## [Entries shown]
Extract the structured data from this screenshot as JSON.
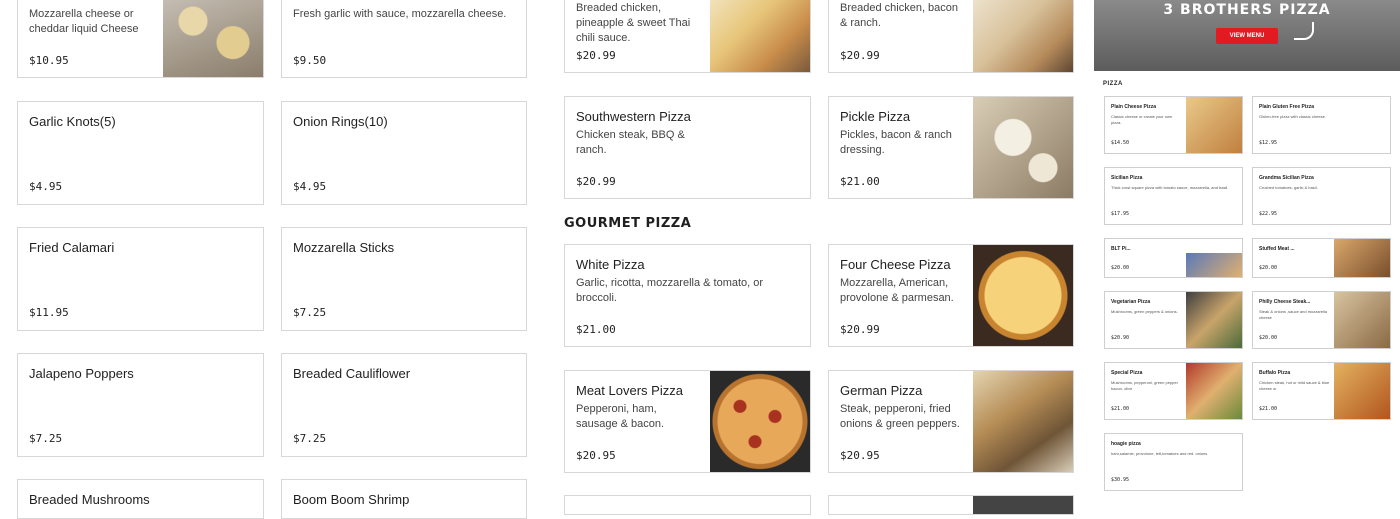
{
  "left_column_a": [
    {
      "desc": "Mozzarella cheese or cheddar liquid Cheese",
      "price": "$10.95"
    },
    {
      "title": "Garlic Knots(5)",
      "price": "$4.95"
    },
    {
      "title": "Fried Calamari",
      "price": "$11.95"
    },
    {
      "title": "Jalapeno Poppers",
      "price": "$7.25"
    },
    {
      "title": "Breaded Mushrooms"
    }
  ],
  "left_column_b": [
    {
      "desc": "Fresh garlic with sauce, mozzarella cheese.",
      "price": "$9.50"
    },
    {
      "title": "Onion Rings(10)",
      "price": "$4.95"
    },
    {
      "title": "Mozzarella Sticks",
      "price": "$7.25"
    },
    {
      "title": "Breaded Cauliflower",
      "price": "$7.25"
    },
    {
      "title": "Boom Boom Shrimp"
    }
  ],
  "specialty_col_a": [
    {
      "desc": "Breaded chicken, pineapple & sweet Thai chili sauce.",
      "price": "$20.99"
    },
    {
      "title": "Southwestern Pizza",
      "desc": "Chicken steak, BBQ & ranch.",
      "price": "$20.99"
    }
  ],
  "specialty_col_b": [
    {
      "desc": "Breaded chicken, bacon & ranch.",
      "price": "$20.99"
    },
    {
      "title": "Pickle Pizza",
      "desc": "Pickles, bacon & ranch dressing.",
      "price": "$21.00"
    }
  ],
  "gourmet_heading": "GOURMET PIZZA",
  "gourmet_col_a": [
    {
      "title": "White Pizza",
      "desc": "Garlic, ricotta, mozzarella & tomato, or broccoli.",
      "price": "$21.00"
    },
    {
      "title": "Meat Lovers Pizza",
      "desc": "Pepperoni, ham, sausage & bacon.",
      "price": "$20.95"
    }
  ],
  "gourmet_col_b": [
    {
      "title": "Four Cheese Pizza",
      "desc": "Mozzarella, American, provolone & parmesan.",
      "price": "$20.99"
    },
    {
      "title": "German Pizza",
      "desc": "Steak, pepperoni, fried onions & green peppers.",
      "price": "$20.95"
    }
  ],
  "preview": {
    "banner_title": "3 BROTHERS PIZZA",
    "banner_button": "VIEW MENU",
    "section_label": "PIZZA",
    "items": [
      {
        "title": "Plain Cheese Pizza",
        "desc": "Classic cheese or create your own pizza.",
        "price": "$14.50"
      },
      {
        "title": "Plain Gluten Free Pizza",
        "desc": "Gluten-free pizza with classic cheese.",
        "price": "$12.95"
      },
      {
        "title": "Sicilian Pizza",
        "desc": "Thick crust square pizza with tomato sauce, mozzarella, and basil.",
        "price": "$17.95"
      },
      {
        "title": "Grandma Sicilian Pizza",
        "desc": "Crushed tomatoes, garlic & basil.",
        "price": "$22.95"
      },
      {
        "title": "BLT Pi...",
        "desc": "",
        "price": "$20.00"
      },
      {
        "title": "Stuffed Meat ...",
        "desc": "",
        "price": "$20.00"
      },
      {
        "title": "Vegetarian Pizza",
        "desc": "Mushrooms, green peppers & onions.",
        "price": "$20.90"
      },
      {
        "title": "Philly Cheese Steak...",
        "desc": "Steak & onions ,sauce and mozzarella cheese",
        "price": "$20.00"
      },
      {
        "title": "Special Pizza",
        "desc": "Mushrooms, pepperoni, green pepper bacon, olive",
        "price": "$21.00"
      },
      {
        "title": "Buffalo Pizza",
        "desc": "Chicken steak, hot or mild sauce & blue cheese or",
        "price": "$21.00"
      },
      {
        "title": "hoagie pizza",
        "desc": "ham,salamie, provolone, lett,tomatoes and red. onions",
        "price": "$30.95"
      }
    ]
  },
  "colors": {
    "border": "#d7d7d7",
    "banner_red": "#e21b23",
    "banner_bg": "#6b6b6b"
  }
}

## [Instruction]
Go through the data and gather every line that holds "Mushrooms".

## [Response to this task]
      "title": "Breaded Mushrooms"
        "desc": "Mushrooms, green peppers & onions.",
        "desc": "Mushrooms, pepperoni, green pepper bacon, olive",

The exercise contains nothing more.